*** Given text
But back to the kindergarten bit. My own query (submitted by e-mail to her campaign spokester who has not responded in two weeks) was specifically to ask whether Bachmann had retracted the statement and/or apologized to Pelosi for maligning her.

As a journalist, I was taught then when I make a factual error, correct it. As a kid, my mom and my kindergarten teacher taught me that if I say something both false and hurtful to someone else, to take it back and say I’m sorry. I guess this is the willfully naïve bit, but I wonder why we don’t hold those who or seek great power through public office to that simple kindergarten standard.

I called Bill Adair, editor of Politifact, and ask him how often, in his fairly extensive experience with these cases, has a public official, when confronted with evidence that something they said was false, retracted and apologized.

Adair laughed.

Yes, he laughed. At first, I assumed he was going to tell me a funny story along those lines. Then I realized he laughed because he assumed my question was a joke.

He’s had very little experience with the “retract and apologize.” OK none.

“I’ve never seen that happen,” Adair said, at least not in response to a Politifact factcheck..

Sometimes, when the official or candidate or their spokester is presented with evidence that they have been circulating a falsehood or a pernicious half-truth, they will tell Politifact, “OK, we’ll stop saying it.” In a couple of instances involving the 2008 Obama campaign, the campaign would revise the details of the questionable statement they had been making to reflect what Politifact had found.

President Barack Obama
President Barack Obama

(Example: President Obama was regularly claiming that gas prices were at their highest level ever. Confronted with the evidence that, on an inflation-adjusted basis, it had been higher in other periods, Obama changed the reference to say that gas prices were among the highest they had ever been.)

Just the other day, Adair said, after being fact-checked on a statement that a campaign had on its website, the campaign revised the website. But that’s still different from doing what my mom would’ve made me do, which is to state clearly that I had been saying something untrue and that I apologized for any damage I had done.

Adair’s reaction (I think he may have feared that the laughter hurt my feelings): “You can dream for that, Eric. But I’m surprised enough when they just admit to us that they made a mistake and stop repeating it. (Adair estimated that occurs in about 5 to 10 percent of cases.)

How a campaign pro sees it
I also spoke to an experienced Republican campaign tactician, whom I promised not to identify in order to get a candid explanation of what goes on inside a campaign in case like these. He was very pragmatic.

Some candidates (he acknowledged that Bachmann seemed to be in this category) seem to be gaffe prone, in part because they will casually repeat something they have heard without checking them out. This isn’t good, but in most cases, the staff would not recommend a retraction or apology, for fear it would only call more attention to the matter, which would otherwise pass as an obscure, momentary embarrassment.

In my Bachmann example, he said, the staff’s attitude would be that the difference between what Bachmann said and what Politifact wrote was “so nuanced,” and that 98 percent of the audience the campaign cares about (the voters of the district) don’t know that Bachmann ever said it or that Politifact ever wrote about it.
******
_Stated goal A_. Replace every instance of "visibility-eye-icon" with "eye-toggle-icon" in the entries, from the start of the entries through the line containing "vertex-groups-list[interactable]: ▶ ⁞⁞⁞", leaving everything else unchanged. Give only these lines.
*** Provided records
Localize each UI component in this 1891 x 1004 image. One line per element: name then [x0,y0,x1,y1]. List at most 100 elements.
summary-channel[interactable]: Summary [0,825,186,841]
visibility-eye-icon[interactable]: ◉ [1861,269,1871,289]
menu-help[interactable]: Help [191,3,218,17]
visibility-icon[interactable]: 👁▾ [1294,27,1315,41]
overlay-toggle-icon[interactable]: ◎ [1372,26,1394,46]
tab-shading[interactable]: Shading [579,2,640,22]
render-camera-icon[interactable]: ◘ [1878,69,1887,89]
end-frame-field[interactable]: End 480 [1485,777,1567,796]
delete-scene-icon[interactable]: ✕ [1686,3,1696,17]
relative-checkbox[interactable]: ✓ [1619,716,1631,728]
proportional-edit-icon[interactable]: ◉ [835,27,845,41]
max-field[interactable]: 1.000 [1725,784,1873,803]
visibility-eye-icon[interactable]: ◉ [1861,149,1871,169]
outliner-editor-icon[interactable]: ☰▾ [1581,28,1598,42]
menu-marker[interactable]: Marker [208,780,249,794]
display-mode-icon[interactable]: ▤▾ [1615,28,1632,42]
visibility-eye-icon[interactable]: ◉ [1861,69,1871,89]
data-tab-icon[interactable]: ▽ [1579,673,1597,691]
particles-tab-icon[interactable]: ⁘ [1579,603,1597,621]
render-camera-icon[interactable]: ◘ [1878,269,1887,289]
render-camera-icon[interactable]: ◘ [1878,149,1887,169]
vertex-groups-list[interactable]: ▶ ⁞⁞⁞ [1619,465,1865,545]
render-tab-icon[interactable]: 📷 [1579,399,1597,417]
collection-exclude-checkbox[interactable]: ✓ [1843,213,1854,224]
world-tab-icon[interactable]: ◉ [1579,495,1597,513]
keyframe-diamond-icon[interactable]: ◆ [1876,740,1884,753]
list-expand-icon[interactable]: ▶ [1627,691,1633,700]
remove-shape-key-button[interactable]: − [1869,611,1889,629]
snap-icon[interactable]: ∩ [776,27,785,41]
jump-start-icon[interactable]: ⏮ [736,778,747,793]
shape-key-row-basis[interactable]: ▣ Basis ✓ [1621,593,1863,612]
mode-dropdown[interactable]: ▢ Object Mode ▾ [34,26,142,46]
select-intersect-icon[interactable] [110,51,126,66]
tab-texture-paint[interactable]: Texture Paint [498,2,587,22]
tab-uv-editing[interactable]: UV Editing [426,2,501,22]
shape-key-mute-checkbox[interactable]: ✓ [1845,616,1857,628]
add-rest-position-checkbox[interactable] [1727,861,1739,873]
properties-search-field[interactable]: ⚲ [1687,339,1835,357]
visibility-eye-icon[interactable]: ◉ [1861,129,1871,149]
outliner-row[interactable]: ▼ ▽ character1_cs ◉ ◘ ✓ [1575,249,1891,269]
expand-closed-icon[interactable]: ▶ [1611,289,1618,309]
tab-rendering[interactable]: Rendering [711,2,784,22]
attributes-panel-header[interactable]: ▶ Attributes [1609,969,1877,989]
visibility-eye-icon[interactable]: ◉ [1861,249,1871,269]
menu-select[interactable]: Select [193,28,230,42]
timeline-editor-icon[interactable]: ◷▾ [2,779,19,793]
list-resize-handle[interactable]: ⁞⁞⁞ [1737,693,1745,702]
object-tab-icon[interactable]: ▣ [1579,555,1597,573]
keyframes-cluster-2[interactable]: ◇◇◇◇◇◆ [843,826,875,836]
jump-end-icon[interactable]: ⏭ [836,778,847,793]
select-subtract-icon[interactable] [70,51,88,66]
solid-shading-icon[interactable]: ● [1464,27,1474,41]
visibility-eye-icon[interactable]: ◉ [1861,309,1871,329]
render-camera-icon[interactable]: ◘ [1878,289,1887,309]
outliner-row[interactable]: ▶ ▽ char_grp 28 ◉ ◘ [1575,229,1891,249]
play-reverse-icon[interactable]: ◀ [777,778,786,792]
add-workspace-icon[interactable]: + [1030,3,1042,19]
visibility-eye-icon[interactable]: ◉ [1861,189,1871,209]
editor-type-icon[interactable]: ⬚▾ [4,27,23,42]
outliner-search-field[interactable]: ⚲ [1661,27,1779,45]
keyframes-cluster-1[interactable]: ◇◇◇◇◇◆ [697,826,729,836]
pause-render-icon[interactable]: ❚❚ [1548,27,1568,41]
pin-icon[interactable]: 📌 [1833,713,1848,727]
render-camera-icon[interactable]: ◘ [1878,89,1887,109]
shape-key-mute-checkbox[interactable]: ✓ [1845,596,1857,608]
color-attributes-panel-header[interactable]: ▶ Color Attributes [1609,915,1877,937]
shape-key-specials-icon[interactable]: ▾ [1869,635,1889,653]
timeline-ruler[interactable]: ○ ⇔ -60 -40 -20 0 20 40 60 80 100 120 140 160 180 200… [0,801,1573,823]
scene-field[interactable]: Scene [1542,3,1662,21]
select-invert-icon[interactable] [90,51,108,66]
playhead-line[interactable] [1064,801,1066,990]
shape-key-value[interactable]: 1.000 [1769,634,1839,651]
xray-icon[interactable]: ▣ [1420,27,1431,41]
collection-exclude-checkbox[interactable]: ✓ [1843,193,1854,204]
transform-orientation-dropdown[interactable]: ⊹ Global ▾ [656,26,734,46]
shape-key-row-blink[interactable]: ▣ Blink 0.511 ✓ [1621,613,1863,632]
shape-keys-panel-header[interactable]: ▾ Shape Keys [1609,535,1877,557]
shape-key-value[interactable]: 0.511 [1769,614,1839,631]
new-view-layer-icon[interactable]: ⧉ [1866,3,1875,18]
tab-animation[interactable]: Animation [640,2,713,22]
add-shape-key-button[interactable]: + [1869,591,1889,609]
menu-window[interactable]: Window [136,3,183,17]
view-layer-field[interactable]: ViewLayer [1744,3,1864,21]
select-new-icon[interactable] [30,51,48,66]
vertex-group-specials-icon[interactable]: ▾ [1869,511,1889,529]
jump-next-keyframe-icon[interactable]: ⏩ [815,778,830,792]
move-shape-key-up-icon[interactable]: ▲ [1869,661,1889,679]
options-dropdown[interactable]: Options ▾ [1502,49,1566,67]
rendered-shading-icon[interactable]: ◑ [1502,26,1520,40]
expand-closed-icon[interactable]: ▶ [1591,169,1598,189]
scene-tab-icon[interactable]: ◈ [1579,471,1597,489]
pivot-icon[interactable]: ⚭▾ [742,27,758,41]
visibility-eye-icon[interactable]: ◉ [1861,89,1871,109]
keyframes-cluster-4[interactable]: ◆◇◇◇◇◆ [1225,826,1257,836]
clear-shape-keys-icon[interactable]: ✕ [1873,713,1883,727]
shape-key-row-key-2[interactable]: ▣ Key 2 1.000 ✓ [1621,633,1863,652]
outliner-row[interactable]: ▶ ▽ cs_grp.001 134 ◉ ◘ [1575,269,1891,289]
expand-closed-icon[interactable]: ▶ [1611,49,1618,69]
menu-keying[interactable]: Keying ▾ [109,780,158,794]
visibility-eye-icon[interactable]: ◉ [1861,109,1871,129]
******
_Stated goal B_. Does the text on Politifact and retractions support each statement below? (i) Adair estimated that officials admit a mistake and stop repeating it in about 5 to 10 percent of cases. (ii) The campaign spokester replied to the e-mailed query within two weeks. (iii) The Republican campaign tactician agreed to be identified by name.

_Complete response A_.
Localize each UI component in this 1891 x 1004 image. One line per element: name then [x0,y0,x1,y1]. List at most 100 elements.
summary-channel[interactable]: Summary [0,825,186,841]
eye-toggle-icon[interactable]: ◉ [1861,269,1871,289]
menu-help[interactable]: Help [191,3,218,17]
visibility-icon[interactable]: 👁▾ [1294,27,1315,41]
overlay-toggle-icon[interactable]: ◎ [1372,26,1394,46]
tab-shading[interactable]: Shading [579,2,640,22]
render-camera-icon[interactable]: ◘ [1878,69,1887,89]
end-frame-field[interactable]: End 480 [1485,777,1567,796]
delete-scene-icon[interactable]: ✕ [1686,3,1696,17]
relative-checkbox[interactable]: ✓ [1619,716,1631,728]
proportional-edit-icon[interactable]: ◉ [835,27,845,41]
max-field[interactable]: 1.000 [1725,784,1873,803]
eye-toggle-icon[interactable]: ◉ [1861,149,1871,169]
outliner-editor-icon[interactable]: ☰▾ [1581,28,1598,42]
menu-marker[interactable]: Marker [208,780,249,794]
display-mode-icon[interactable]: ▤▾ [1615,28,1632,42]
eye-toggle-icon[interactable]: ◉ [1861,69,1871,89]
data-tab-icon[interactable]: ▽ [1579,673,1597,691]
particles-tab-icon[interactable]: ⁘ [1579,603,1597,621]
render-camera-icon[interactable]: ◘ [1878,269,1887,289]
render-camera-icon[interactable]: ◘ [1878,149,1887,169]
vertex-groups-list[interactable]: ▶ ⁞⁞⁞ [1619,465,1865,545]

_Complete response B_.
(i) Yes: "Adair estimated that occurs in about 5 to 10 percent of cases."
(ii) No: "who has not responded in two weeks"
(iii) No: "whom I promised not to identify"